Stored items from a collection:
○ ○ ○ ○ ○ ○ ○
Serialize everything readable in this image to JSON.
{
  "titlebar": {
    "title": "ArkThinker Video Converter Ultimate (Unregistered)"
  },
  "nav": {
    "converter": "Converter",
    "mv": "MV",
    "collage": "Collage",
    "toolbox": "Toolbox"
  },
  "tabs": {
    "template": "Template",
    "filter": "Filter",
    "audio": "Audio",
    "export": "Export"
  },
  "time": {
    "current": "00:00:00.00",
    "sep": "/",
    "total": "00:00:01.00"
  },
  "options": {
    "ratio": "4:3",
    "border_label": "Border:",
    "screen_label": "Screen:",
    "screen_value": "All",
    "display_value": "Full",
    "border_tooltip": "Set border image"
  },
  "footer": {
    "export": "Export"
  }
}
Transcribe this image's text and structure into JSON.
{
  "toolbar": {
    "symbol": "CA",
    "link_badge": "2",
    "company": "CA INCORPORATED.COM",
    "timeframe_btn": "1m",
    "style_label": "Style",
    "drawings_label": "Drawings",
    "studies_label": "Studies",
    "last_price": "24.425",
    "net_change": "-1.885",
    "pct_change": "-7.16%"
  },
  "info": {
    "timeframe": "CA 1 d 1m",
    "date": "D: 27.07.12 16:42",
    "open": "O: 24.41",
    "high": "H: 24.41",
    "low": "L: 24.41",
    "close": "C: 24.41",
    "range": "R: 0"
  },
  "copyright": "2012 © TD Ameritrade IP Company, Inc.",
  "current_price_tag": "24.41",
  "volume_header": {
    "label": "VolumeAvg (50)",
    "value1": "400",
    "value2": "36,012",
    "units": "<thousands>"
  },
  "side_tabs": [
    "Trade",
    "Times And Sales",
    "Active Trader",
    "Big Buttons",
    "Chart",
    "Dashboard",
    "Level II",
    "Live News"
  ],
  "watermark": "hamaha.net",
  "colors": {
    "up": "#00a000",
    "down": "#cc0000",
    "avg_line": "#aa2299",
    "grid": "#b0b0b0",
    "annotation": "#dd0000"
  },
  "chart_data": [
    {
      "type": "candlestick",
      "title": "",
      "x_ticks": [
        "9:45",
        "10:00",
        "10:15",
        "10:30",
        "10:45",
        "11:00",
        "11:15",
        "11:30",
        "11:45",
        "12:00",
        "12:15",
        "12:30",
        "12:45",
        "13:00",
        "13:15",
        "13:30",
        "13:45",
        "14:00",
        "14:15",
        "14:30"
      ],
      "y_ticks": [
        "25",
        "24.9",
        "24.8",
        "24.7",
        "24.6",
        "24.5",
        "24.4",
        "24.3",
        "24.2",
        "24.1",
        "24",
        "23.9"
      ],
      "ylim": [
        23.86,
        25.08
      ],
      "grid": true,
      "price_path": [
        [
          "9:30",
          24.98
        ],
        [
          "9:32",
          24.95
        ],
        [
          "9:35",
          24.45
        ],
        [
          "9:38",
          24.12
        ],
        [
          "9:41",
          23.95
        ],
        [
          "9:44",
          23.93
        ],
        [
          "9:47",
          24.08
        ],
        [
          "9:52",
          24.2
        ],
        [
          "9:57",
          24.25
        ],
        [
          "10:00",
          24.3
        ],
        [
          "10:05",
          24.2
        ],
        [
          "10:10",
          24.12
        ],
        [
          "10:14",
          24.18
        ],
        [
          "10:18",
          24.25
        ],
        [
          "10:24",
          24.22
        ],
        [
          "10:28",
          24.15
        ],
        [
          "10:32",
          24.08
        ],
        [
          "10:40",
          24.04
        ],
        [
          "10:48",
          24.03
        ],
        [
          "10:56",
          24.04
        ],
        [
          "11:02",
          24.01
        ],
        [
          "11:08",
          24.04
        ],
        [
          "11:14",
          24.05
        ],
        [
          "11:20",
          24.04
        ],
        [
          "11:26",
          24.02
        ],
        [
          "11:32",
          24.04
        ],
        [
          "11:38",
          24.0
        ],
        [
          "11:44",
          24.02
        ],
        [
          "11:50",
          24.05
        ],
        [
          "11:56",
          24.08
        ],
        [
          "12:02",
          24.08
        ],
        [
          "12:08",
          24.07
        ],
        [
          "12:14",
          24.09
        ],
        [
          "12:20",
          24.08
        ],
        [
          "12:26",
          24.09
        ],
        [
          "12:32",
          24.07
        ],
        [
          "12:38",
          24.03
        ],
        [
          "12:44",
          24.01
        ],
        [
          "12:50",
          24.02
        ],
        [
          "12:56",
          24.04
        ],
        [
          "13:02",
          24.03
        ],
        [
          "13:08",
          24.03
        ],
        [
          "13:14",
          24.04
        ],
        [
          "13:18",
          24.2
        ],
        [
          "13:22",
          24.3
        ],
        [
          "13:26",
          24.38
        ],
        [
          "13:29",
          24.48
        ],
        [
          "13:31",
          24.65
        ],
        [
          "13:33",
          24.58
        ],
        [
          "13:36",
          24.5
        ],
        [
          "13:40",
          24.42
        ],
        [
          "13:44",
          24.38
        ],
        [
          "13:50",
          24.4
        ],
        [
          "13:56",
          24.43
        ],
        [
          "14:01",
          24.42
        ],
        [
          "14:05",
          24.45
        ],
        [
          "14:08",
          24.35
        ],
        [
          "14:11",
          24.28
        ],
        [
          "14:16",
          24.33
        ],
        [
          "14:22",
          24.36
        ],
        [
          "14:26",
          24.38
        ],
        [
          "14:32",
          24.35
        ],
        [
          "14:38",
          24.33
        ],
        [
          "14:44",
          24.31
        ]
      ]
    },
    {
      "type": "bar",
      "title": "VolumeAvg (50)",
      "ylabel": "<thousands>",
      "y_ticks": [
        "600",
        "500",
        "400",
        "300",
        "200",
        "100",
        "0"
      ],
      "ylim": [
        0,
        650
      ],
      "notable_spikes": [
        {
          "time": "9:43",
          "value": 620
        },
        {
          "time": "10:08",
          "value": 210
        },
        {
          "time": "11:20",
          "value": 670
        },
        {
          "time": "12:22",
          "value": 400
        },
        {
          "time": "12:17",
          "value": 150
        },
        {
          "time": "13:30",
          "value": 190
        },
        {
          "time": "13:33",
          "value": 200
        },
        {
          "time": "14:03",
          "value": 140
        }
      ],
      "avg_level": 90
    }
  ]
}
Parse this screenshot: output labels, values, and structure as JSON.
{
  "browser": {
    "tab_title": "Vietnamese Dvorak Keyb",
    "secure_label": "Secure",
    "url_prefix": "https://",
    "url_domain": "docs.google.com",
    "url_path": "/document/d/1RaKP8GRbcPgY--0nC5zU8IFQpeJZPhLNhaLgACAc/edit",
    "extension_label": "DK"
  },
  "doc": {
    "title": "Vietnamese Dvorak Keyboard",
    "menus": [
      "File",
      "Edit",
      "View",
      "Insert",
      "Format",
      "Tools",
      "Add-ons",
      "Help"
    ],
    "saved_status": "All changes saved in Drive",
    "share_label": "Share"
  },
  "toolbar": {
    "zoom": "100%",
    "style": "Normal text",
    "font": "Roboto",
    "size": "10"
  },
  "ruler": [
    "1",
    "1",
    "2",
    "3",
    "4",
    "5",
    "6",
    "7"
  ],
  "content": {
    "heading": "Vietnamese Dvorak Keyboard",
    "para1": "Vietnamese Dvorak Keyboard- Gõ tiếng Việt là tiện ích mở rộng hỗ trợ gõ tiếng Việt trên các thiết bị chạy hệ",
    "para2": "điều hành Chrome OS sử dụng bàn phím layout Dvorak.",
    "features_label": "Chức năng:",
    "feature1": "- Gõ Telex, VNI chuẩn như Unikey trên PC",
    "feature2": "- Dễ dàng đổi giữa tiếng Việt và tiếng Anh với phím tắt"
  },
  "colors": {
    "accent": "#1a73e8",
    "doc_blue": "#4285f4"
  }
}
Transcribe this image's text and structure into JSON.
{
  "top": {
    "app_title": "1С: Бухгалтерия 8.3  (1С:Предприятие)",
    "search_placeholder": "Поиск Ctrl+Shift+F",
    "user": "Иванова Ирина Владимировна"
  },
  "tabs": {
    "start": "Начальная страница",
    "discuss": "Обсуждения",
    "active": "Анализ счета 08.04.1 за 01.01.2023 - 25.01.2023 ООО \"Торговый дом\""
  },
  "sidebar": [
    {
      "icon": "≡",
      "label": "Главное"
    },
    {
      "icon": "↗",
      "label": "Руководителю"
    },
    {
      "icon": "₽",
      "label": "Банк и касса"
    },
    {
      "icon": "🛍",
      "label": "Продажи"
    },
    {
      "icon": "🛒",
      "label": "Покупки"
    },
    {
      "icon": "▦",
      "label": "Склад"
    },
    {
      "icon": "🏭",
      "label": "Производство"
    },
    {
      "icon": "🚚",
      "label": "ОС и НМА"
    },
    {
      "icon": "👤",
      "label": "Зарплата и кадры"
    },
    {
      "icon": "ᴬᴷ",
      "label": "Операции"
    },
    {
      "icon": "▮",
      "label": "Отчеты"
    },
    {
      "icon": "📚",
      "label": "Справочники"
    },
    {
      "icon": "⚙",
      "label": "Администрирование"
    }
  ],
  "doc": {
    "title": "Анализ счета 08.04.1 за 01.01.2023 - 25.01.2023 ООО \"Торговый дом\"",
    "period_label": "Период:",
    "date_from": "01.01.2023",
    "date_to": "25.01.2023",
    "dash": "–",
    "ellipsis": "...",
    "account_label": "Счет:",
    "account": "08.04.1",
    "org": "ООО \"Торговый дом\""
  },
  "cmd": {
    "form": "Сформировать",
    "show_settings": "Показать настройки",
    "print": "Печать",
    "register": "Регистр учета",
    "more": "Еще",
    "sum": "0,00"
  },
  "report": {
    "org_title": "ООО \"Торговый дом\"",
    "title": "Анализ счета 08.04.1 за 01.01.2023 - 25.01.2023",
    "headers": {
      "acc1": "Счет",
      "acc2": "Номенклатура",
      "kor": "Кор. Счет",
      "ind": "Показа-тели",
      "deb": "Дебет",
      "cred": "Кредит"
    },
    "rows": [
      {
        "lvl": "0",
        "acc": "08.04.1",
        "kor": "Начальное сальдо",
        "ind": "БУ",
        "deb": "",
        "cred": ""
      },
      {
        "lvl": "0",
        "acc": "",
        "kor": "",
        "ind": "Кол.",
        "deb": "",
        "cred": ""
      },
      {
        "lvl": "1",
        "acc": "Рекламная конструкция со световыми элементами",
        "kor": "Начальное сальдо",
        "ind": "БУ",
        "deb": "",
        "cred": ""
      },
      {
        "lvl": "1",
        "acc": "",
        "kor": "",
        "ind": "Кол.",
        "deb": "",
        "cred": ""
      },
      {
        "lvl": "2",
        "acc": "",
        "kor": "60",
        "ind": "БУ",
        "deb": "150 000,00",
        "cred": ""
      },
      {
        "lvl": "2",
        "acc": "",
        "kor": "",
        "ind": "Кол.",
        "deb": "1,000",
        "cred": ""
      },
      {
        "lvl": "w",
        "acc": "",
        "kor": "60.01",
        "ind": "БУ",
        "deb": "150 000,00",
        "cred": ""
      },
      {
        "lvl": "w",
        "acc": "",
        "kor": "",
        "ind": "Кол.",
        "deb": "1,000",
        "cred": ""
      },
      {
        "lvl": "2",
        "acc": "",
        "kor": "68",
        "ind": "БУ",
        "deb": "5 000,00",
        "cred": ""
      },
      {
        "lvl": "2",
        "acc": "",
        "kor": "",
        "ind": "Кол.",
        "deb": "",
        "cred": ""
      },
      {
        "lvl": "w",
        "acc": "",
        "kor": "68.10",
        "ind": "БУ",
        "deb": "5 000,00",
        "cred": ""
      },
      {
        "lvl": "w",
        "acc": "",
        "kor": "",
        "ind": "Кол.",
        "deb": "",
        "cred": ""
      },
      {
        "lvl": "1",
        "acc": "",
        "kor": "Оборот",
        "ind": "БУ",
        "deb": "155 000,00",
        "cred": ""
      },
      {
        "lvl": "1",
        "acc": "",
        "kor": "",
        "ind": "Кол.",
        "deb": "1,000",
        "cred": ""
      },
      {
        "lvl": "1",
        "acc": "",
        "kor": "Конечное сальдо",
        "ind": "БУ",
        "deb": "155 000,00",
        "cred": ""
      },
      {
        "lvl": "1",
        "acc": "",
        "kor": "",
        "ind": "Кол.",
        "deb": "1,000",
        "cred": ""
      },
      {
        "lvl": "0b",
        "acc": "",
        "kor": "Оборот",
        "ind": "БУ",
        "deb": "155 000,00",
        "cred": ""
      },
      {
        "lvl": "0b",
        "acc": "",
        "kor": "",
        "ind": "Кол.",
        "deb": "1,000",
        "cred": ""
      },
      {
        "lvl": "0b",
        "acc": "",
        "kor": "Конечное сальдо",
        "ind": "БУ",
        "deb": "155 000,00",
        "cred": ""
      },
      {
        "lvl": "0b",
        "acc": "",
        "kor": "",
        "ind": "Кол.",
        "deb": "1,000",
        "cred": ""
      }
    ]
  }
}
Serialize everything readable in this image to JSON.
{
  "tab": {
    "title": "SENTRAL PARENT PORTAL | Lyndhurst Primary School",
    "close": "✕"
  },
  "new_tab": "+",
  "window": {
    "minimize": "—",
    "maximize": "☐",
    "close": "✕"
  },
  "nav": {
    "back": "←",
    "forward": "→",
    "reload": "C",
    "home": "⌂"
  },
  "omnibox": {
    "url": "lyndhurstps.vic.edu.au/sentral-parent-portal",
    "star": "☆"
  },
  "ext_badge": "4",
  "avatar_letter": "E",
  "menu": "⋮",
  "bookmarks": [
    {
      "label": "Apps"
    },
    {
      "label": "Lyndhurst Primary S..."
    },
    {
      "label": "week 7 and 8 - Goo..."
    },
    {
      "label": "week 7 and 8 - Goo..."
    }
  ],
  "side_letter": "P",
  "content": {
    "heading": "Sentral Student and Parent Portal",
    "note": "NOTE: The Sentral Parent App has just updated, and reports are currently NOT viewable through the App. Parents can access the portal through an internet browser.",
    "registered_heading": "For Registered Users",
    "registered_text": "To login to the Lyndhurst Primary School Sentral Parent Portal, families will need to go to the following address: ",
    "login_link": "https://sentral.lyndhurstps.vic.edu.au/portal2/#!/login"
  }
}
○ ○ ○ ○ ○ ○ ○
:: What you need to do ::
Show the lines of the records that include the string "Primary".

:: Expected answer ::
    "title": "SENTRAL PARENT PORTAL | Lyndhurst Primary School",
      "label": "Lyndhurst Primary S..."
    "registered_text": "To login to the Lyndhurst Primary School Sentral Parent Portal, families will need to go to the following address: ",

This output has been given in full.